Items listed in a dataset
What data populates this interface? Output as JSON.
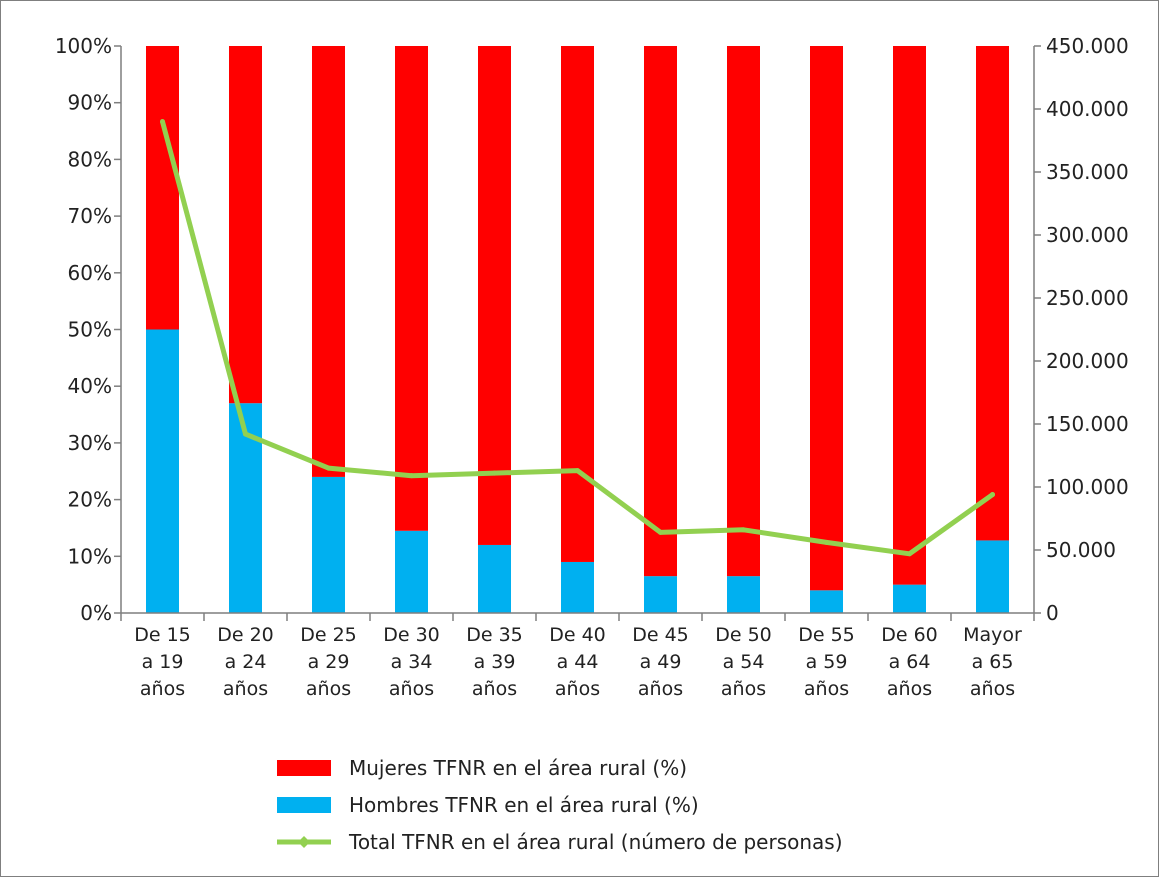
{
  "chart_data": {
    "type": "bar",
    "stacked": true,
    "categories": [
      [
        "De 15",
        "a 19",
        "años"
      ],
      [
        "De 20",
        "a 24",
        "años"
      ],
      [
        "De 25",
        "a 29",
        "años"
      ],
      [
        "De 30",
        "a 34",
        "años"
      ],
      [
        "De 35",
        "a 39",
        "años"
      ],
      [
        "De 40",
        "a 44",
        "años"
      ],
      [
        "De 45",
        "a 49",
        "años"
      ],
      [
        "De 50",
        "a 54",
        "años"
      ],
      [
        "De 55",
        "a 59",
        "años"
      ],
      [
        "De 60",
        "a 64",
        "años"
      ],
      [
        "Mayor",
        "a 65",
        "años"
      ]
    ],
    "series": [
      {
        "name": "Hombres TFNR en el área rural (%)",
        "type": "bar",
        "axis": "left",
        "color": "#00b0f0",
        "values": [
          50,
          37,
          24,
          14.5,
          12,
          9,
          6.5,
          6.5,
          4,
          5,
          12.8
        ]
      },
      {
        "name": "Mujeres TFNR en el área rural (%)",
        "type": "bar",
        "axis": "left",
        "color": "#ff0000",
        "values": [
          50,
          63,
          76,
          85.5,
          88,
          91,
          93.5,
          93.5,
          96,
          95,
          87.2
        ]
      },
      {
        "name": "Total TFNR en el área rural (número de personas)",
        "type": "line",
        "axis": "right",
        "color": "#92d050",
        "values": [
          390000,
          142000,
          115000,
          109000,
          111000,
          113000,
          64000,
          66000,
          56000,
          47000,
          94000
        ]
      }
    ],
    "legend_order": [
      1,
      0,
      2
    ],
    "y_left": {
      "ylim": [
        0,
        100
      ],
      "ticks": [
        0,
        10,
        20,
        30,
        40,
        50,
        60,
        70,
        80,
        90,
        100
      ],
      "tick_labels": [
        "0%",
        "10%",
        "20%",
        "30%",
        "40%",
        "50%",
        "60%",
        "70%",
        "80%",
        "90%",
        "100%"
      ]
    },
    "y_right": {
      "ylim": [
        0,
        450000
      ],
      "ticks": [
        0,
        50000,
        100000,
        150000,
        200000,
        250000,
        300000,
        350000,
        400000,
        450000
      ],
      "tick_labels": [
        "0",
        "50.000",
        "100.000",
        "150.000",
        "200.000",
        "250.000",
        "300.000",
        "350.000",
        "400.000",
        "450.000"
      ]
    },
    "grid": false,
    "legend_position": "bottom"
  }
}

--- STATED GOAL ---
Filter the entries above down to the lines containing the word "TFNR".

--- SOLUTION TO THIS EXERCISE ---
        "name": "Hombres TFNR en el área rural (%)",
        "name": "Mujeres TFNR en el área rural (%)",
        "name": "Total TFNR en el área rural (número de personas)",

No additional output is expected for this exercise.